Data records =
** BEGIN **

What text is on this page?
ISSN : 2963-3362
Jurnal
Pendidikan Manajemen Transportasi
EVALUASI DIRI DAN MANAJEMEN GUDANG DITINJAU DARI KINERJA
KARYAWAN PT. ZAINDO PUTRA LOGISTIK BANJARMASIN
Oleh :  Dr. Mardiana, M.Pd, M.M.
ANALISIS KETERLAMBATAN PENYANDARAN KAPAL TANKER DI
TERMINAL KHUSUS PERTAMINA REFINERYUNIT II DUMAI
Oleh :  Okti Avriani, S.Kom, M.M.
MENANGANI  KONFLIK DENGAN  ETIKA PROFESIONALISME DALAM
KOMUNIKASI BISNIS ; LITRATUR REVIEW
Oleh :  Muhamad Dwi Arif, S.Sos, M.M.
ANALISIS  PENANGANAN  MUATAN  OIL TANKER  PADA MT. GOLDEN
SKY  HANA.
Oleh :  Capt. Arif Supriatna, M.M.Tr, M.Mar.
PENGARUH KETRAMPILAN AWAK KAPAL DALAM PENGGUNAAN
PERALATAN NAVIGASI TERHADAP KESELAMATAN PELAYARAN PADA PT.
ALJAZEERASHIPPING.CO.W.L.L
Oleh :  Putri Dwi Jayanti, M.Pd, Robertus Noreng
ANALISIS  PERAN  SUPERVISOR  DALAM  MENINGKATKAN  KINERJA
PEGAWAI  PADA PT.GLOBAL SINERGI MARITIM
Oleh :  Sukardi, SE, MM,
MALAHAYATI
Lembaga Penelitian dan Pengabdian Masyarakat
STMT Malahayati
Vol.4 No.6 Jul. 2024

** END **

Return the listing above word for word.

What text is on this page?
ISSN : 2963-3362
Jurnal
Pendidikan Manajemen Transportasi
EVALUASI DIRI DAN MANAJEMEN GUDANG DITINJAU DARI KINERJA
KARYAWAN PT. ZAINDO PUTRA LOGISTIK BANJARMASIN
Oleh :  Dr. Mardiana, M.Pd, M.M.
ANALISIS KETERLAMBATAN PENYANDARAN KAPAL TANKER DI
TERMINAL KHUSUS PERTAMINA REFINERYUNIT II DUMAI
Oleh :  Okti Avriani, S.Kom, M.M.
MENANGANI  KONFLIK DENGAN  ETIKA PROFESIONALISME DALAM
KOMUNIKASI BISNIS ; LITRATUR REVIEW
Oleh :  Muhamad Dwi Arif, S.Sos, M.M.
ANALISIS  PENANGANAN  MUATAN  OIL TANKER  PADA MT. GOLDEN
SKY  HANA.
Oleh :  Capt. Arif Supriatna, M.M.Tr, M.Mar.
PENGARUH KETRAMPILAN AWAK KAPAL DALAM PENGGUNAAN
PERALATAN NAVIGASI TERHADAP KESELAMATAN PELAYARAN PADA PT.
ALJAZEERASHIPPING.CO.W.L.L
Oleh :  Putri Dwi Jayanti, M.Pd, Robertus Noreng
ANALISIS  PERAN  SUPERVISOR  DALAM  MENINGKATKAN  KINERJA
PEGAWAI  PADA PT.GLOBAL SINERGI MARITIM
Oleh :  Sukardi, SE, MM,
MALAHAYATI
Lembaga Penelitian dan Pengabdian Masyarakat
STMT Malahayati
Vol.4 No.6 Jul. 2024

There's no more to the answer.